_Problem to solve_
Return the material word for word. Do not include the pictures.

(Figure dataset records)
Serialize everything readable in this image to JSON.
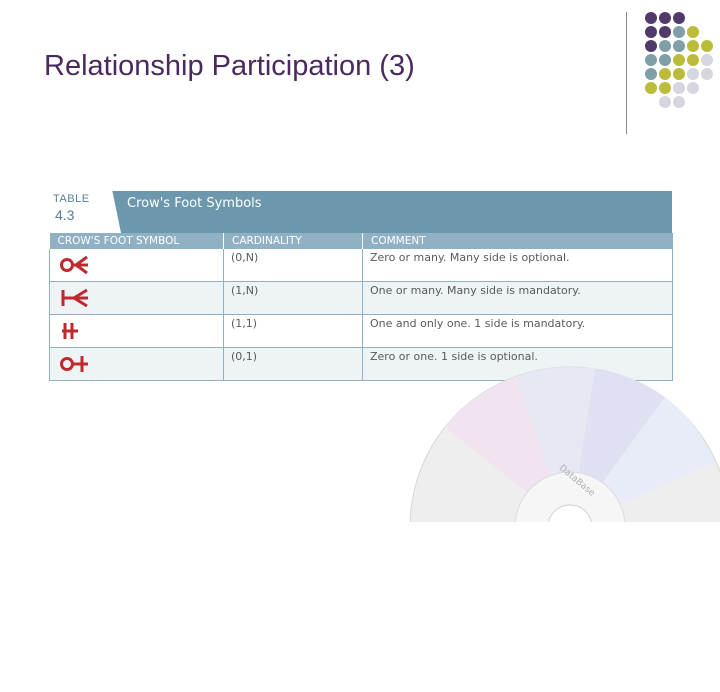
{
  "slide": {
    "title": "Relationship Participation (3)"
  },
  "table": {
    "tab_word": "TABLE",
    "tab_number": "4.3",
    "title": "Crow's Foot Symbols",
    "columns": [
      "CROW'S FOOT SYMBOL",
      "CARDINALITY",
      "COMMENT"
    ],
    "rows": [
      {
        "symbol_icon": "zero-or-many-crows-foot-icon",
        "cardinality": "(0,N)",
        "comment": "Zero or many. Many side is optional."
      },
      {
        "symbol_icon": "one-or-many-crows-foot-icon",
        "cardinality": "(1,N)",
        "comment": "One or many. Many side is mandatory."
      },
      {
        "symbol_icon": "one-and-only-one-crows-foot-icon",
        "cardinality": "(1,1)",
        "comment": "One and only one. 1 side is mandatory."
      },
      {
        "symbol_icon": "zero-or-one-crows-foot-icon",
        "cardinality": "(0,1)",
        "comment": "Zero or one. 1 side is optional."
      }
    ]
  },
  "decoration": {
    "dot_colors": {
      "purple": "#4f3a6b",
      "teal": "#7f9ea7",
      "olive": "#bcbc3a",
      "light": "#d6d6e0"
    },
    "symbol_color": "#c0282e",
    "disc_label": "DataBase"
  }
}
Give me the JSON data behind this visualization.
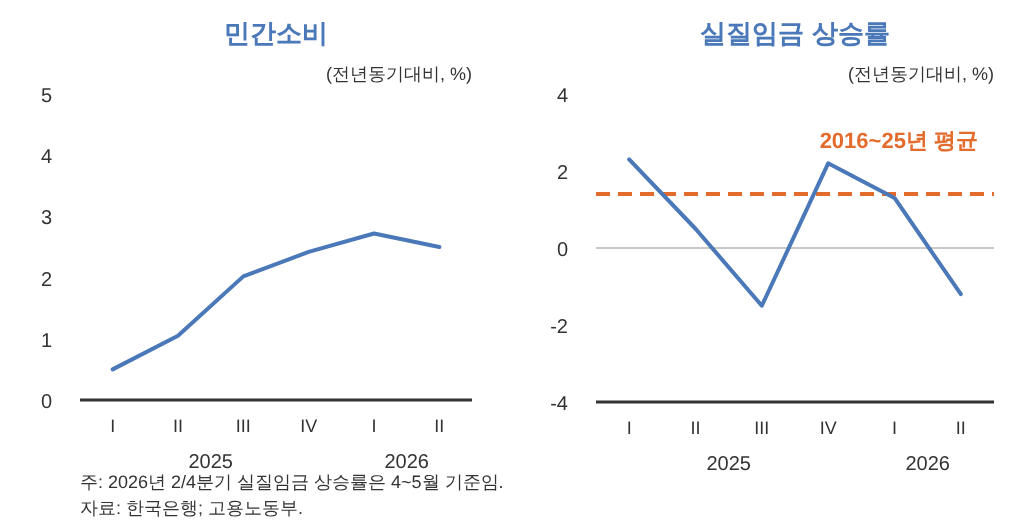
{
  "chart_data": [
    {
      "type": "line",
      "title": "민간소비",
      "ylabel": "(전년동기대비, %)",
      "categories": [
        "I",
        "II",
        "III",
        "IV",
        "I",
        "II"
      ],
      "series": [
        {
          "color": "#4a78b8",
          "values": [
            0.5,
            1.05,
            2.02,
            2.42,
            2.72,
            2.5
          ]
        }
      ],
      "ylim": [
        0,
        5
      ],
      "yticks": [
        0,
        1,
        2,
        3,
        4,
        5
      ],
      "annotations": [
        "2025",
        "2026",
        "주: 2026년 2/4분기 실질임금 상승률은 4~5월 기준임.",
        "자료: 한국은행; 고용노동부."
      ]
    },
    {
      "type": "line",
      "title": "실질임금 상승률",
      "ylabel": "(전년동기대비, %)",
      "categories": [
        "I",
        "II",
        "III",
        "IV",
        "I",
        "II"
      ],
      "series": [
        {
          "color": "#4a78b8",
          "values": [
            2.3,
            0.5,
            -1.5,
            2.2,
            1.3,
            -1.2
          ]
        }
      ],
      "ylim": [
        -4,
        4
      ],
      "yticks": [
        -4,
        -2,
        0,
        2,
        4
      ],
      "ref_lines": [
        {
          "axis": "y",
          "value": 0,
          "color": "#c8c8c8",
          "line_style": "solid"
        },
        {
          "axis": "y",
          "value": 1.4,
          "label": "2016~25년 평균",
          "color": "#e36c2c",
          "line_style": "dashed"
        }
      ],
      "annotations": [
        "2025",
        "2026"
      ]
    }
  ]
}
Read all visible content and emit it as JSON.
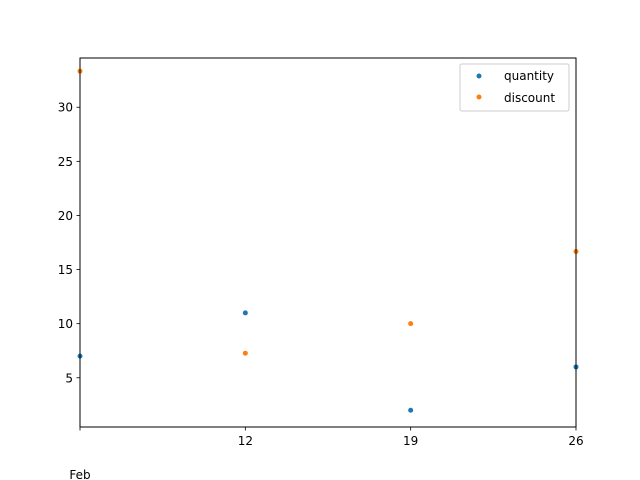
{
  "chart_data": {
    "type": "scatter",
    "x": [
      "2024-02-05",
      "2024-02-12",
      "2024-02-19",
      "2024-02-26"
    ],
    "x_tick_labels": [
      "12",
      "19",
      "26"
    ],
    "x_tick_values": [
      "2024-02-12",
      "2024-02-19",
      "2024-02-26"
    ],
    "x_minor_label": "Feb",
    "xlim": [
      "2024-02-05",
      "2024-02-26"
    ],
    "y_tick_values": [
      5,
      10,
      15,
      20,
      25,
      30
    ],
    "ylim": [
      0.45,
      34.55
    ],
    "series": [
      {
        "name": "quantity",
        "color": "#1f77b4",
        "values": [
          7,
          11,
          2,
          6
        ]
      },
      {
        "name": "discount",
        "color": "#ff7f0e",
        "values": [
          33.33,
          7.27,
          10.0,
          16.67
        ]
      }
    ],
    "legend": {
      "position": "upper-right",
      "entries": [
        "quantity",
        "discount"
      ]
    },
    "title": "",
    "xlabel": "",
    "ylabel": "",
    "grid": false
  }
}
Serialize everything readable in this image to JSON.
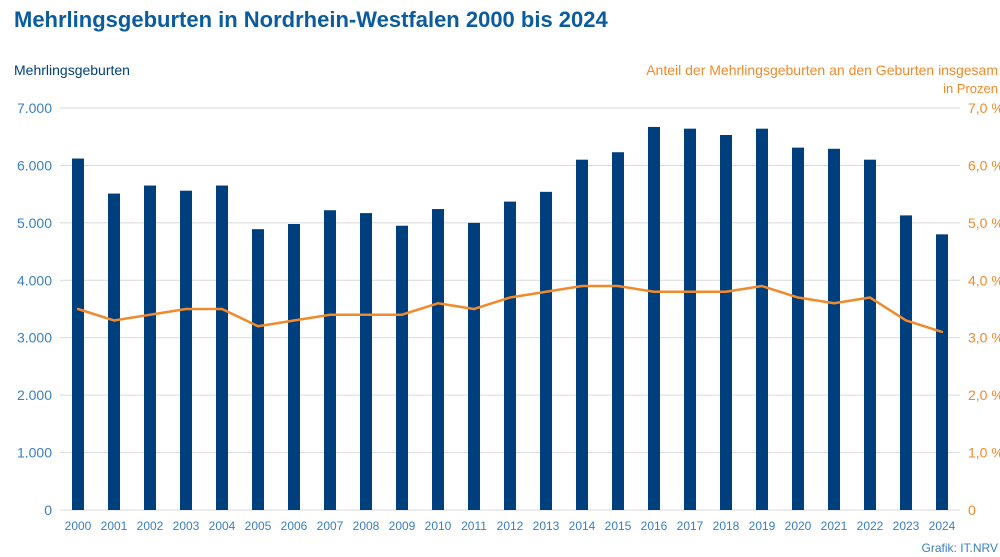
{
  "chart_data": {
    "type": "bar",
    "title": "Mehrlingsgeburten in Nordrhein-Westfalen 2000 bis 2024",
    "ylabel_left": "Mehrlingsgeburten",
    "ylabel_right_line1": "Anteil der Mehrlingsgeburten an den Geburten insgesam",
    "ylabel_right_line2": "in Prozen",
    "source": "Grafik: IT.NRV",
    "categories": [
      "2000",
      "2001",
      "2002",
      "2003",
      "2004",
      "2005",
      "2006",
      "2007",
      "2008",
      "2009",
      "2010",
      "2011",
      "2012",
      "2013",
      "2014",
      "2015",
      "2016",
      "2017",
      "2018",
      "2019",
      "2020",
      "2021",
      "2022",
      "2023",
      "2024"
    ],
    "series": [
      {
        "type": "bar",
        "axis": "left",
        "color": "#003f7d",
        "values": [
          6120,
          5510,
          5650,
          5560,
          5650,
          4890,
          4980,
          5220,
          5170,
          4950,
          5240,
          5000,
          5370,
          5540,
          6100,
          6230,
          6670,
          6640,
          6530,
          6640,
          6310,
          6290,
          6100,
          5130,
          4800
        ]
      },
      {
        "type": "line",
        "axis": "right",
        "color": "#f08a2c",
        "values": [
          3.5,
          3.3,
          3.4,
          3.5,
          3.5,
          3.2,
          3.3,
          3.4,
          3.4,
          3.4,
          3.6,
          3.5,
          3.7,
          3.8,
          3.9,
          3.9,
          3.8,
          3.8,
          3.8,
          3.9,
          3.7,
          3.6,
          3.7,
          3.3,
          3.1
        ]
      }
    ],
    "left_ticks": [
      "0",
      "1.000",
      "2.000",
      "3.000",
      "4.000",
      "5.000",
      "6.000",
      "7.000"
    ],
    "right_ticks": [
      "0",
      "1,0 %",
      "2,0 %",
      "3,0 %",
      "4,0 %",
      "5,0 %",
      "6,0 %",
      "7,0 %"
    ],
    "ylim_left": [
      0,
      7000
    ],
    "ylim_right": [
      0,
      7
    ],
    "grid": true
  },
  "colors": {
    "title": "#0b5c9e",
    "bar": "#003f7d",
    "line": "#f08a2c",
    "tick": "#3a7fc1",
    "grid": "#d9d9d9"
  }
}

_Output for this exercise_
Serialize everything readable in this image to JSON.
{
  "slide": {
    "title": "Relationship Participation (3)"
  },
  "table": {
    "tab_word": "TABLE",
    "tab_number": "4.3",
    "title": "Crow's Foot Symbols",
    "columns": [
      "CROW'S FOOT SYMBOL",
      "CARDINALITY",
      "COMMENT"
    ],
    "rows": [
      {
        "symbol_icon": "zero-or-many-crows-foot-icon",
        "cardinality": "(0,N)",
        "comment": "Zero or many. Many side is optional."
      },
      {
        "symbol_icon": "one-or-many-crows-foot-icon",
        "cardinality": "(1,N)",
        "comment": "One or many. Many side is mandatory."
      },
      {
        "symbol_icon": "one-and-only-one-crows-foot-icon",
        "cardinality": "(1,1)",
        "comment": "One and only one. 1 side is mandatory."
      },
      {
        "symbol_icon": "zero-or-one-crows-foot-icon",
        "cardinality": "(0,1)",
        "comment": "Zero or one. 1 side is optional."
      }
    ]
  },
  "decoration": {
    "dot_colors": {
      "purple": "#4f3a6b",
      "teal": "#7f9ea7",
      "olive": "#bcbc3a",
      "light": "#d6d6e0"
    },
    "symbol_color": "#c0282e",
    "disc_label": "DataBase"
  }
}
Give me the JSON data behind this visualization.
{
  "chart_data": [
    {
      "type": "line",
      "title": "민간소비",
      "ylabel": "(전년동기대비, %)",
      "categories": [
        "I",
        "II",
        "III",
        "IV",
        "I",
        "II"
      ],
      "series": [
        {
          "color": "#4a78b8",
          "values": [
            0.5,
            1.05,
            2.02,
            2.42,
            2.72,
            2.5
          ]
        }
      ],
      "ylim": [
        0,
        5
      ],
      "yticks": [
        0,
        1,
        2,
        3,
        4,
        5
      ],
      "annotations": [
        "2025",
        "2026",
        "주: 2026년 2/4분기 실질임금 상승률은 4~5월 기준임.",
        "자료: 한국은행; 고용노동부."
      ]
    },
    {
      "type": "line",
      "title": "실질임금 상승률",
      "ylabel": "(전년동기대비, %)",
      "categories": [
        "I",
        "II",
        "III",
        "IV",
        "I",
        "II"
      ],
      "series": [
        {
          "color": "#4a78b8",
          "values": [
            2.3,
            0.5,
            -1.5,
            2.2,
            1.3,
            -1.2
          ]
        }
      ],
      "ylim": [
        -4,
        4
      ],
      "yticks": [
        -4,
        -2,
        0,
        2,
        4
      ],
      "ref_lines": [
        {
          "axis": "y",
          "value": 0,
          "color": "#c8c8c8",
          "line_style": "solid"
        },
        {
          "axis": "y",
          "value": 1.4,
          "label": "2016~25년 평균",
          "color": "#e36c2c",
          "line_style": "dashed"
        }
      ],
      "annotations": [
        "2025",
        "2026"
      ]
    }
  ]
}
Read all visible content and emit it as JSON.
{
  "chart_data": {
    "type": "scatter",
    "x": [
      "2024-02-05",
      "2024-02-12",
      "2024-02-19",
      "2024-02-26"
    ],
    "x_tick_labels": [
      "12",
      "19",
      "26"
    ],
    "x_tick_values": [
      "2024-02-12",
      "2024-02-19",
      "2024-02-26"
    ],
    "x_minor_label": "Feb",
    "xlim": [
      "2024-02-05",
      "2024-02-26"
    ],
    "y_tick_values": [
      5,
      10,
      15,
      20,
      25,
      30
    ],
    "ylim": [
      0.45,
      34.55
    ],
    "series": [
      {
        "name": "quantity",
        "color": "#1f77b4",
        "values": [
          7,
          11,
          2,
          6
        ]
      },
      {
        "name": "discount",
        "color": "#ff7f0e",
        "values": [
          33.33,
          7.27,
          10.0,
          16.67
        ]
      }
    ],
    "legend": {
      "position": "upper-right",
      "entries": [
        "quantity",
        "discount"
      ]
    },
    "title": "",
    "xlabel": "",
    "ylabel": "",
    "grid": false
  }
}
Serialize everything readable in this image to JSON.
{
  "chart_data": {
    "type": "bar",
    "title": "Mehrlingsgeburten in Nordrhein-Westfalen 2000 bis 2024",
    "ylabel_left": "Mehrlingsgeburten",
    "ylabel_right_line1": "Anteil der Mehrlingsgeburten an den Geburten insgesam",
    "ylabel_right_line2": "in Prozen",
    "source": "Grafik: IT.NRV",
    "categories": [
      "2000",
      "2001",
      "2002",
      "2003",
      "2004",
      "2005",
      "2006",
      "2007",
      "2008",
      "2009",
      "2010",
      "2011",
      "2012",
      "2013",
      "2014",
      "2015",
      "2016",
      "2017",
      "2018",
      "2019",
      "2020",
      "2021",
      "2022",
      "2023",
      "2024"
    ],
    "series": [
      {
        "type": "bar",
        "axis": "left",
        "color": "#003f7d",
        "values": [
          6120,
          5510,
          5650,
          5560,
          5650,
          4890,
          4980,
          5220,
          5170,
          4950,
          5240,
          5000,
          5370,
          5540,
          6100,
          6230,
          6670,
          6640,
          6530,
          6640,
          6310,
          6290,
          6100,
          5130,
          4800
        ]
      },
      {
        "type": "line",
        "axis": "right",
        "color": "#f08a2c",
        "values": [
          3.5,
          3.3,
          3.4,
          3.5,
          3.5,
          3.2,
          3.3,
          3.4,
          3.4,
          3.4,
          3.6,
          3.5,
          3.7,
          3.8,
          3.9,
          3.9,
          3.8,
          3.8,
          3.8,
          3.9,
          3.7,
          3.6,
          3.7,
          3.3,
          3.1
        ]
      }
    ],
    "left_ticks": [
      "0",
      "1.000",
      "2.000",
      "3.000",
      "4.000",
      "5.000",
      "6.000",
      "7.000"
    ],
    "right_ticks": [
      "0",
      "1,0 %",
      "2,0 %",
      "3,0 %",
      "4,0 %",
      "5,0 %",
      "6,0 %",
      "7,0 %"
    ],
    "ylim_left": [
      0,
      7000
    ],
    "ylim_right": [
      0,
      7
    ],
    "grid": true
  },
  "colors": {
    "title": "#0b5c9e",
    "bar": "#003f7d",
    "line": "#f08a2c",
    "tick": "#3a7fc1",
    "grid": "#d9d9d9"
  }
}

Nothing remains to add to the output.